▶ [DIRECTION] Make an exact copy of the data below, leaving out every picture.

▶ [RECORDS SUPPLIED]
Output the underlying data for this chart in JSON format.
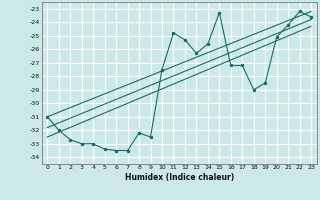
{
  "xlabel": "Humidex (Indice chaleur)",
  "bg_color": "#cce8e8",
  "grid_color": "#ffffff",
  "line_color": "#1a6b6b",
  "xlim": [
    -0.5,
    23.5
  ],
  "ylim": [
    -34.5,
    -22.5
  ],
  "xticks": [
    0,
    1,
    2,
    3,
    4,
    5,
    6,
    7,
    8,
    9,
    10,
    11,
    12,
    13,
    14,
    15,
    16,
    17,
    18,
    19,
    20,
    21,
    22,
    23
  ],
  "yticks": [
    -23,
    -24,
    -25,
    -26,
    -27,
    -28,
    -29,
    -30,
    -31,
    -32,
    -33,
    -34
  ],
  "scatter_x": [
    0,
    1,
    2,
    3,
    4,
    5,
    6,
    7,
    8,
    9,
    10,
    11,
    12,
    13,
    14,
    15,
    16,
    17,
    18,
    19,
    20,
    21,
    22,
    23
  ],
  "scatter_y": [
    -31.0,
    -32.0,
    -32.7,
    -33.0,
    -33.0,
    -33.4,
    -33.5,
    -33.5,
    -32.2,
    -32.5,
    -27.5,
    -24.8,
    -25.3,
    -26.3,
    -25.6,
    -23.3,
    -27.2,
    -27.2,
    -29.0,
    -28.5,
    -25.1,
    -24.2,
    -23.2,
    -23.6
  ],
  "regression_lines": [
    {
      "x0": 0,
      "y0": -31.0,
      "x1": 23,
      "y1": -23.2
    },
    {
      "x0": 0,
      "y0": -31.8,
      "x1": 23,
      "y1": -23.8
    },
    {
      "x0": 0,
      "y0": -32.5,
      "x1": 23,
      "y1": -24.3
    }
  ]
}
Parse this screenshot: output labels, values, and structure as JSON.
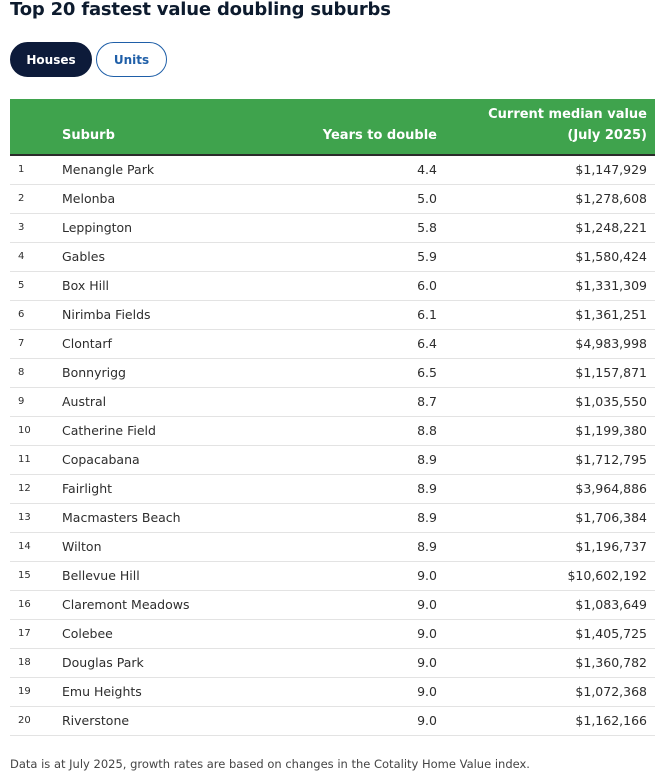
{
  "title": "Top 20 fastest value doubling suburbs",
  "tabs": [
    {
      "label": "Houses",
      "active": true
    },
    {
      "label": "Units",
      "active": false
    }
  ],
  "colors": {
    "header": "#3fa34d",
    "active_tab": "#0d1b3a",
    "inactive_tab": "#1f5fa8"
  },
  "table": {
    "headers": {
      "rank": "",
      "suburb": "Suburb",
      "years": "Years to double",
      "value": "Current median value (July 2025)"
    },
    "rows": [
      {
        "rank": "1",
        "suburb": "Menangle Park",
        "years": "4.4",
        "value": "$1,147,929"
      },
      {
        "rank": "2",
        "suburb": "Melonba",
        "years": "5.0",
        "value": "$1,278,608"
      },
      {
        "rank": "3",
        "suburb": "Leppington",
        "years": "5.8",
        "value": "$1,248,221"
      },
      {
        "rank": "4",
        "suburb": "Gables",
        "years": "5.9",
        "value": "$1,580,424"
      },
      {
        "rank": "5",
        "suburb": "Box Hill",
        "years": "6.0",
        "value": "$1,331,309"
      },
      {
        "rank": "6",
        "suburb": "Nirimba Fields",
        "years": "6.1",
        "value": "$1,361,251"
      },
      {
        "rank": "7",
        "suburb": "Clontarf",
        "years": "6.4",
        "value": "$4,983,998"
      },
      {
        "rank": "8",
        "suburb": "Bonnyrigg",
        "years": "6.5",
        "value": "$1,157,871"
      },
      {
        "rank": "9",
        "suburb": "Austral",
        "years": "8.7",
        "value": "$1,035,550"
      },
      {
        "rank": "10",
        "suburb": "Catherine Field",
        "years": "8.8",
        "value": "$1,199,380"
      },
      {
        "rank": "11",
        "suburb": "Copacabana",
        "years": "8.9",
        "value": "$1,712,795"
      },
      {
        "rank": "12",
        "suburb": "Fairlight",
        "years": "8.9",
        "value": "$3,964,886"
      },
      {
        "rank": "13",
        "suburb": "Macmasters Beach",
        "years": "8.9",
        "value": "$1,706,384"
      },
      {
        "rank": "14",
        "suburb": "Wilton",
        "years": "8.9",
        "value": "$1,196,737"
      },
      {
        "rank": "15",
        "suburb": "Bellevue Hill",
        "years": "9.0",
        "value": "$10,602,192"
      },
      {
        "rank": "16",
        "suburb": "Claremont Meadows",
        "years": "9.0",
        "value": "$1,083,649"
      },
      {
        "rank": "17",
        "suburb": "Colebee",
        "years": "9.0",
        "value": "$1,405,725"
      },
      {
        "rank": "18",
        "suburb": "Douglas Park",
        "years": "9.0",
        "value": "$1,360,782"
      },
      {
        "rank": "19",
        "suburb": "Emu Heights",
        "years": "9.0",
        "value": "$1,072,368"
      },
      {
        "rank": "20",
        "suburb": "Riverstone",
        "years": "9.0",
        "value": "$1,162,166"
      }
    ]
  },
  "footnote": "Data is at July 2025, growth rates are based on changes in the Cotality Home Value index."
}
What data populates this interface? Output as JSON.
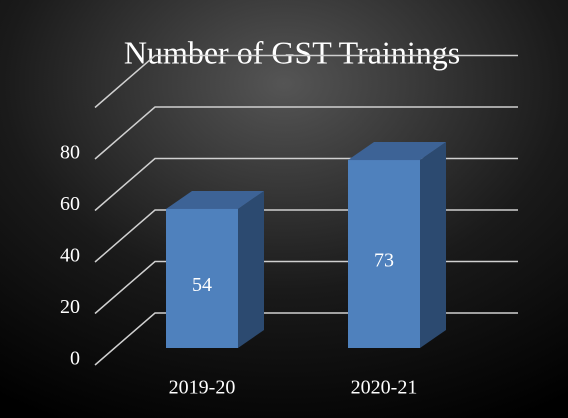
{
  "chart_data": {
    "type": "bar3d",
    "title": "Number of GST Trainings",
    "categories": [
      "2019-20",
      "2020-21"
    ],
    "values": [
      54,
      73
    ],
    "color": "#4f81bd",
    "ylim": [
      0,
      100
    ],
    "yticks": [
      0,
      20,
      40,
      60,
      80
    ],
    "grid": true
  }
}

▶ [SOLUTION FOR THIS PROBLEM]
Output the underlying data for this chart in JSON format.
{
  "xlabel": "Humidex (Indice chaleur)",
  "bg_color": "#cce8e8",
  "grid_color": "#ffffff",
  "line_color": "#1a6b6b",
  "xlim": [
    -0.5,
    23.5
  ],
  "ylim": [
    -34.5,
    -22.5
  ],
  "xticks": [
    0,
    1,
    2,
    3,
    4,
    5,
    6,
    7,
    8,
    9,
    10,
    11,
    12,
    13,
    14,
    15,
    16,
    17,
    18,
    19,
    20,
    21,
    22,
    23
  ],
  "yticks": [
    -23,
    -24,
    -25,
    -26,
    -27,
    -28,
    -29,
    -30,
    -31,
    -32,
    -33,
    -34
  ],
  "scatter_x": [
    0,
    1,
    2,
    3,
    4,
    5,
    6,
    7,
    8,
    9,
    10,
    11,
    12,
    13,
    14,
    15,
    16,
    17,
    18,
    19,
    20,
    21,
    22,
    23
  ],
  "scatter_y": [
    -31.0,
    -32.0,
    -32.7,
    -33.0,
    -33.0,
    -33.4,
    -33.5,
    -33.5,
    -32.2,
    -32.5,
    -27.5,
    -24.8,
    -25.3,
    -26.3,
    -25.6,
    -23.3,
    -27.2,
    -27.2,
    -29.0,
    -28.5,
    -25.1,
    -24.2,
    -23.2,
    -23.6
  ],
  "regression_lines": [
    {
      "x0": 0,
      "y0": -31.0,
      "x1": 23,
      "y1": -23.2
    },
    {
      "x0": 0,
      "y0": -31.8,
      "x1": 23,
      "y1": -23.8
    },
    {
      "x0": 0,
      "y0": -32.5,
      "x1": 23,
      "y1": -24.3
    }
  ]
}
Parse this screenshot: output labels, values, and structure as JSON.
{
  "title": "Top 20 fastest value doubling suburbs",
  "tabs": [
    {
      "label": "Houses",
      "active": true
    },
    {
      "label": "Units",
      "active": false
    }
  ],
  "colors": {
    "header": "#3fa34d",
    "active_tab": "#0d1b3a",
    "inactive_tab": "#1f5fa8"
  },
  "table": {
    "headers": {
      "rank": "",
      "suburb": "Suburb",
      "years": "Years to double",
      "value": "Current median value (July 2025)"
    },
    "rows": [
      {
        "rank": "1",
        "suburb": "Menangle Park",
        "years": "4.4",
        "value": "$1,147,929"
      },
      {
        "rank": "2",
        "suburb": "Melonba",
        "years": "5.0",
        "value": "$1,278,608"
      },
      {
        "rank": "3",
        "suburb": "Leppington",
        "years": "5.8",
        "value": "$1,248,221"
      },
      {
        "rank": "4",
        "suburb": "Gables",
        "years": "5.9",
        "value": "$1,580,424"
      },
      {
        "rank": "5",
        "suburb": "Box Hill",
        "years": "6.0",
        "value": "$1,331,309"
      },
      {
        "rank": "6",
        "suburb": "Nirimba Fields",
        "years": "6.1",
        "value": "$1,361,251"
      },
      {
        "rank": "7",
        "suburb": "Clontarf",
        "years": "6.4",
        "value": "$4,983,998"
      },
      {
        "rank": "8",
        "suburb": "Bonnyrigg",
        "years": "6.5",
        "value": "$1,157,871"
      },
      {
        "rank": "9",
        "suburb": "Austral",
        "years": "8.7",
        "value": "$1,035,550"
      },
      {
        "rank": "10",
        "suburb": "Catherine Field",
        "years": "8.8",
        "value": "$1,199,380"
      },
      {
        "rank": "11",
        "suburb": "Copacabana",
        "years": "8.9",
        "value": "$1,712,795"
      },
      {
        "rank": "12",
        "suburb": "Fairlight",
        "years": "8.9",
        "value": "$3,964,886"
      },
      {
        "rank": "13",
        "suburb": "Macmasters Beach",
        "years": "8.9",
        "value": "$1,706,384"
      },
      {
        "rank": "14",
        "suburb": "Wilton",
        "years": "8.9",
        "value": "$1,196,737"
      },
      {
        "rank": "15",
        "suburb": "Bellevue Hill",
        "years": "9.0",
        "value": "$10,602,192"
      },
      {
        "rank": "16",
        "suburb": "Claremont Meadows",
        "years": "9.0",
        "value": "$1,083,649"
      },
      {
        "rank": "17",
        "suburb": "Colebee",
        "years": "9.0",
        "value": "$1,405,725"
      },
      {
        "rank": "18",
        "suburb": "Douglas Park",
        "years": "9.0",
        "value": "$1,360,782"
      },
      {
        "rank": "19",
        "suburb": "Emu Heights",
        "years": "9.0",
        "value": "$1,072,368"
      },
      {
        "rank": "20",
        "suburb": "Riverstone",
        "years": "9.0",
        "value": "$1,162,166"
      }
    ]
  },
  "footnote": "Data is at July 2025, growth rates are based on changes in the Cotality Home Value index."
}
What data populates this interface? Output as JSON.
{
  "chart_data": {
    "type": "bar3d",
    "title": "Number of GST Trainings",
    "categories": [
      "2019-20",
      "2020-21"
    ],
    "values": [
      54,
      73
    ],
    "color": "#4f81bd",
    "ylim": [
      0,
      100
    ],
    "yticks": [
      0,
      20,
      40,
      60,
      80
    ],
    "grid": true
  }
}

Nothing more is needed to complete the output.